▸ The exercise
Your task is to copy every line of this material exactly.

▸ Extracted entries
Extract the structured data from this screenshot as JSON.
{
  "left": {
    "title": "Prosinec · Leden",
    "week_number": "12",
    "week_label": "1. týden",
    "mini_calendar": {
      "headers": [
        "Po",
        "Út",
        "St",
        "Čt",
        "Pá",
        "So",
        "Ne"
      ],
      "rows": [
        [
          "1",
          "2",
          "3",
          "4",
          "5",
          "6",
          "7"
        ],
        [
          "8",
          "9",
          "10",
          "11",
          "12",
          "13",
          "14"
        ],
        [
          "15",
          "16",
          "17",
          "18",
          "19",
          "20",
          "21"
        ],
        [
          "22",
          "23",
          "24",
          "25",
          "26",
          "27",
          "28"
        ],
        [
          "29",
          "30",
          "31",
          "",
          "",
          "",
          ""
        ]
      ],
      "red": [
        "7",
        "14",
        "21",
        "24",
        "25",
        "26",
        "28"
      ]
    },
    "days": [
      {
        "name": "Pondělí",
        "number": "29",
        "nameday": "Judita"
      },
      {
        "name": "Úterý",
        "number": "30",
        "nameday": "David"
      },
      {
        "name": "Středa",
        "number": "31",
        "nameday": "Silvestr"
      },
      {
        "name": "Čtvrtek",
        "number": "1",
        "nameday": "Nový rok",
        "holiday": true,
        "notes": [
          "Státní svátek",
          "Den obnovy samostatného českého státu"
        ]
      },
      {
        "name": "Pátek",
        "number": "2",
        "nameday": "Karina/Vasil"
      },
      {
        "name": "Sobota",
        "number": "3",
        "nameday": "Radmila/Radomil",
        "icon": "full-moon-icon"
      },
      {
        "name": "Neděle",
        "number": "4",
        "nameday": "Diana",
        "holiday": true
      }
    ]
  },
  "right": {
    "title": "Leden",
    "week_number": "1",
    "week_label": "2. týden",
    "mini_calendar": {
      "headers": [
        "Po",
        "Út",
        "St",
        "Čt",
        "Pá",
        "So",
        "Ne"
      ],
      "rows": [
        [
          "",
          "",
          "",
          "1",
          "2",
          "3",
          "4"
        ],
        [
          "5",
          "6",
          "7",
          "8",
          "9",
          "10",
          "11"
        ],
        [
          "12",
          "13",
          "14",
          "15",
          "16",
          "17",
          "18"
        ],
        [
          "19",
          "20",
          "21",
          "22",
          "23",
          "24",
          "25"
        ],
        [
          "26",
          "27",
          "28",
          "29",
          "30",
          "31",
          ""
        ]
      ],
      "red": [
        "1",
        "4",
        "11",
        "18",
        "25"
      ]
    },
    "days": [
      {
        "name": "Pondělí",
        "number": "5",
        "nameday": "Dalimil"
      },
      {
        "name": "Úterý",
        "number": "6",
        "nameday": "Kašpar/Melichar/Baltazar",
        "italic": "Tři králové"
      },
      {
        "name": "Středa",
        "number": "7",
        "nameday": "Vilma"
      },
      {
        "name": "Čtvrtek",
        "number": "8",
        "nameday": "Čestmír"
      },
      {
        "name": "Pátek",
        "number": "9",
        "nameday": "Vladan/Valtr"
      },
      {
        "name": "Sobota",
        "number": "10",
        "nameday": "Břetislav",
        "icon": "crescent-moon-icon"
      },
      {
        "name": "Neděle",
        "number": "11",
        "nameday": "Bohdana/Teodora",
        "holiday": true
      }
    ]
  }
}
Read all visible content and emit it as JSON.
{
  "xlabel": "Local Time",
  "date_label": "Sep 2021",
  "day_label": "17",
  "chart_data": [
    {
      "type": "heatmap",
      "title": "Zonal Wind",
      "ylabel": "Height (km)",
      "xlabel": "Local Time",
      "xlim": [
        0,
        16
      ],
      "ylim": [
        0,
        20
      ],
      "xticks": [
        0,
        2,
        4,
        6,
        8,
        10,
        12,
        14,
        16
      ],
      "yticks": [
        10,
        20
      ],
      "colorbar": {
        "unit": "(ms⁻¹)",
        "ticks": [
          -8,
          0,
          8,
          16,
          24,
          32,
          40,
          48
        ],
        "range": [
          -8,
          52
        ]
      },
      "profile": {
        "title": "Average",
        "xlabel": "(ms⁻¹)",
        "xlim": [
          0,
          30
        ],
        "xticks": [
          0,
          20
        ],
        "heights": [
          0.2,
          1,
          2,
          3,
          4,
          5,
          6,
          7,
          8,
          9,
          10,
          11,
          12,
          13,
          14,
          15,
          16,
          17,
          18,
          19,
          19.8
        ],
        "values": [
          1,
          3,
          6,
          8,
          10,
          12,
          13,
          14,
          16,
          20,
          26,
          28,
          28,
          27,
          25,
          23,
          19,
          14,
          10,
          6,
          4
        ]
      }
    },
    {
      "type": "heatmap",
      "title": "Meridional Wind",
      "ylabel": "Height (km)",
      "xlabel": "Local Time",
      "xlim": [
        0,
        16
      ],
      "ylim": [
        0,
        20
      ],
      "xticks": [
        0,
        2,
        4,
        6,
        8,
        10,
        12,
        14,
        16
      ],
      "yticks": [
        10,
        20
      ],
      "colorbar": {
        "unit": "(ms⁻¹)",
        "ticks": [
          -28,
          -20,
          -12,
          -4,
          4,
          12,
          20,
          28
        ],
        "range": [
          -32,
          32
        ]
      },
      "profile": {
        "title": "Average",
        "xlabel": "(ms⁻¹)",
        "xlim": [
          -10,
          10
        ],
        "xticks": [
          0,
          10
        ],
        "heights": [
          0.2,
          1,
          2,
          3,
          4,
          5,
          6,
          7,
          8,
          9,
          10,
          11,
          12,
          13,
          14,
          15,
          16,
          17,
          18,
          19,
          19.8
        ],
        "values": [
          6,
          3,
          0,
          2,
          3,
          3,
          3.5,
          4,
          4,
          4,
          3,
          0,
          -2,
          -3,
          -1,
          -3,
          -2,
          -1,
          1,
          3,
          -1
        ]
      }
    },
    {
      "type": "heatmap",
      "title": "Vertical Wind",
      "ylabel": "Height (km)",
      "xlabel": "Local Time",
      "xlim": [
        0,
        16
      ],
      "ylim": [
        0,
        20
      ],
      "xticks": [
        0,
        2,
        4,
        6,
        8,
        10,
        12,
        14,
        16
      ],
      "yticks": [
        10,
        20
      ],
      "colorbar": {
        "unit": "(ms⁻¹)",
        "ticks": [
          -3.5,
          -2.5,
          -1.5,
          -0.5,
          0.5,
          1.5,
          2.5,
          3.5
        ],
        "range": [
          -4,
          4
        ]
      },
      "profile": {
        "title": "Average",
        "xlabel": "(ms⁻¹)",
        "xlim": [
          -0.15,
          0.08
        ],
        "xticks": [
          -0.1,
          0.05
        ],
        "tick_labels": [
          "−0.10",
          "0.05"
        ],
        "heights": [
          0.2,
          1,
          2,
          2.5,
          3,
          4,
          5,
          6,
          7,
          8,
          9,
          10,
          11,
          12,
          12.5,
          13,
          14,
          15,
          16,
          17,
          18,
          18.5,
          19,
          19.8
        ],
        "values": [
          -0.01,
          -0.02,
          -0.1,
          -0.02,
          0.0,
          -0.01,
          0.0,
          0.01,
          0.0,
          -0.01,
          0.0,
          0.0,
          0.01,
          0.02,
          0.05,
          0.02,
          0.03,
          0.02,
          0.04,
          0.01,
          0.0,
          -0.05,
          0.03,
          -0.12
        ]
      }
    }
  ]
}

▸ Final result
Extract the structured data from this screenshot as JSON.
{
  "left": {
    "title": "Prosinec · Leden",
    "week_number": "12",
    "week_label": "1. týden",
    "mini_calendar": {
      "headers": [
        "Po",
        "Út",
        "St",
        "Čt",
        "Pá",
        "So",
        "Ne"
      ],
      "rows": [
        [
          "1",
          "2",
          "3",
          "4",
          "5",
          "6",
          "7"
        ],
        [
          "8",
          "9",
          "10",
          "11",
          "12",
          "13",
          "14"
        ],
        [
          "15",
          "16",
          "17",
          "18",
          "19",
          "20",
          "21"
        ],
        [
          "22",
          "23",
          "24",
          "25",
          "26",
          "27",
          "28"
        ],
        [
          "29",
          "30",
          "31",
          "",
          "",
          "",
          ""
        ]
      ],
      "red": [
        "7",
        "14",
        "21",
        "24",
        "25",
        "26",
        "28"
      ]
    },
    "days": [
      {
        "name": "Pondělí",
        "number": "29",
        "nameday": "Judita"
      },
      {
        "name": "Úterý",
        "number": "30",
        "nameday": "David"
      },
      {
        "name": "Středa",
        "number": "31",
        "nameday": "Silvestr"
      },
      {
        "name": "Čtvrtek",
        "number": "1",
        "nameday": "Nový rok",
        "holiday": true,
        "notes": [
          "Státní svátek",
          "Den obnovy samostatného českého státu"
        ]
      },
      {
        "name": "Pátek",
        "number": "2",
        "nameday": "Karina/Vasil"
      },
      {
        "name": "Sobota",
        "number": "3",
        "nameday": "Radmila/Radomil",
        "icon": "full-moon-icon"
      },
      {
        "name": "Neděle",
        "number": "4",
        "nameday": "Diana",
        "holiday": true
      }
    ]
  },
  "right": {
    "title": "Leden",
    "week_number": "1",
    "week_label": "2. týden",
    "mini_calendar": {
      "headers": [
        "Po",
        "Út",
        "St",
        "Čt",
        "Pá",
        "So",
        "Ne"
      ],
      "rows": [
        [
          "",
          "",
          "",
          "1",
          "2",
          "3",
          "4"
        ],
        [
          "5",
          "6",
          "7",
          "8",
          "9",
          "10",
          "11"
        ],
        [
          "12",
          "13",
          "14",
          "15",
          "16",
          "17",
          "18"
        ],
        [
          "19",
          "20",
          "21",
          "22",
          "23",
          "24",
          "25"
        ],
        [
          "26",
          "27",
          "28",
          "29",
          "30",
          "31",
          ""
        ]
      ],
      "red": [
        "1",
        "4",
        "11",
        "18",
        "25"
      ]
    },
    "days": [
      {
        "name": "Pondělí",
        "number": "5",
        "nameday": "Dalimil"
      },
      {
        "name": "Úterý",
        "number": "6",
        "nameday": "Kašpar/Melichar/Baltazar",
        "italic": "Tři králové"
      },
      {
        "name": "Středa",
        "number": "7",
        "nameday": "Vilma"
      },
      {
        "name": "Čtvrtek",
        "number": "8",
        "nameday": "Čestmír"
      },
      {
        "name": "Pátek",
        "number": "9",
        "nameday": "Vladan/Valtr"
      },
      {
        "name": "Sobota",
        "number": "10",
        "nameday": "Břetislav",
        "icon": "crescent-moon-icon"
      },
      {
        "name": "Neděle",
        "number": "11",
        "nameday": "Bohdana/Teodora",
        "holiday": true
      }
    ]
  }
}
Read all visible content and emit it as JSON.
{
  "xlabel": "Local Time",
  "date_label": "Sep 2021",
  "day_label": "17",
  "chart_data": [
    {
      "type": "heatmap",
      "title": "Zonal Wind",
      "ylabel": "Height (km)",
      "xlabel": "Local Time",
      "xlim": [
        0,
        16
      ],
      "ylim": [
        0,
        20
      ],
      "xticks": [
        0,
        2,
        4,
        6,
        8,
        10,
        12,
        14,
        16
      ],
      "yticks": [
        10,
        20
      ],
      "colorbar": {
        "unit": "(ms⁻¹)",
        "ticks": [
          -8,
          0,
          8,
          16,
          24,
          32,
          40,
          48
        ],
        "range": [
          -8,
          52
        ]
      },
      "profile": {
        "title": "Average",
        "xlabel": "(ms⁻¹)",
        "xlim": [
          0,
          30
        ],
        "xticks": [
          0,
          20
        ],
        "heights": [
          0.2,
          1,
          2,
          3,
          4,
          5,
          6,
          7,
          8,
          9,
          10,
          11,
          12,
          13,
          14,
          15,
          16,
          17,
          18,
          19,
          19.8
        ],
        "values": [
          1,
          3,
          6,
          8,
          10,
          12,
          13,
          14,
          16,
          20,
          26,
          28,
          28,
          27,
          25,
          23,
          19,
          14,
          10,
          6,
          4
        ]
      }
    },
    {
      "type": "heatmap",
      "title": "Meridional Wind",
      "ylabel": "Height (km)",
      "xlabel": "Local Time",
      "xlim": [
        0,
        16
      ],
      "ylim": [
        0,
        20
      ],
      "xticks": [
        0,
        2,
        4,
        6,
        8,
        10,
        12,
        14,
        16
      ],
      "yticks": [
        10,
        20
      ],
      "colorbar": {
        "unit": "(ms⁻¹)",
        "ticks": [
          -28,
          -20,
          -12,
          -4,
          4,
          12,
          20,
          28
        ],
        "range": [
          -32,
          32
        ]
      },
      "profile": {
        "title": "Average",
        "xlabel": "(ms⁻¹)",
        "xlim": [
          -10,
          10
        ],
        "xticks": [
          0,
          10
        ],
        "heights": [
          0.2,
          1,
          2,
          3,
          4,
          5,
          6,
          7,
          8,
          9,
          10,
          11,
          12,
          13,
          14,
          15,
          16,
          17,
          18,
          19,
          19.8
        ],
        "values": [
          6,
          3,
          0,
          2,
          3,
          3,
          3.5,
          4,
          4,
          4,
          3,
          0,
          -2,
          -3,
          -1,
          -3,
          -2,
          -1,
          1,
          3,
          -1
        ]
      }
    },
    {
      "type": "heatmap",
      "title": "Vertical Wind",
      "ylabel": "Height (km)",
      "xlabel": "Local Time",
      "xlim": [
        0,
        16
      ],
      "ylim": [
        0,
        20
      ],
      "xticks": [
        0,
        2,
        4,
        6,
        8,
        10,
        12,
        14,
        16
      ],
      "yticks": [
        10,
        20
      ],
      "colorbar": {
        "unit": "(ms⁻¹)",
        "ticks": [
          -3.5,
          -2.5,
          -1.5,
          -0.5,
          0.5,
          1.5,
          2.5,
          3.5
        ],
        "range": [
          -4,
          4
        ]
      },
      "profile": {
        "title": "Average",
        "xlabel": "(ms⁻¹)",
        "xlim": [
          -0.15,
          0.08
        ],
        "xticks": [
          -0.1,
          0.05
        ],
        "tick_labels": [
          "−0.10",
          "0.05"
        ],
        "heights": [
          0.2,
          1,
          2,
          2.5,
          3,
          4,
          5,
          6,
          7,
          8,
          9,
          10,
          11,
          12,
          12.5,
          13,
          14,
          15,
          16,
          17,
          18,
          18.5,
          19,
          19.8
        ],
        "values": [
          -0.01,
          -0.02,
          -0.1,
          -0.02,
          0.0,
          -0.01,
          0.0,
          0.01,
          0.0,
          -0.01,
          0.0,
          0.0,
          0.01,
          0.02,
          0.05,
          0.02,
          0.03,
          0.02,
          0.04,
          0.01,
          0.0,
          -0.05,
          0.03,
          -0.12
        ]
      }
    }
  ]
}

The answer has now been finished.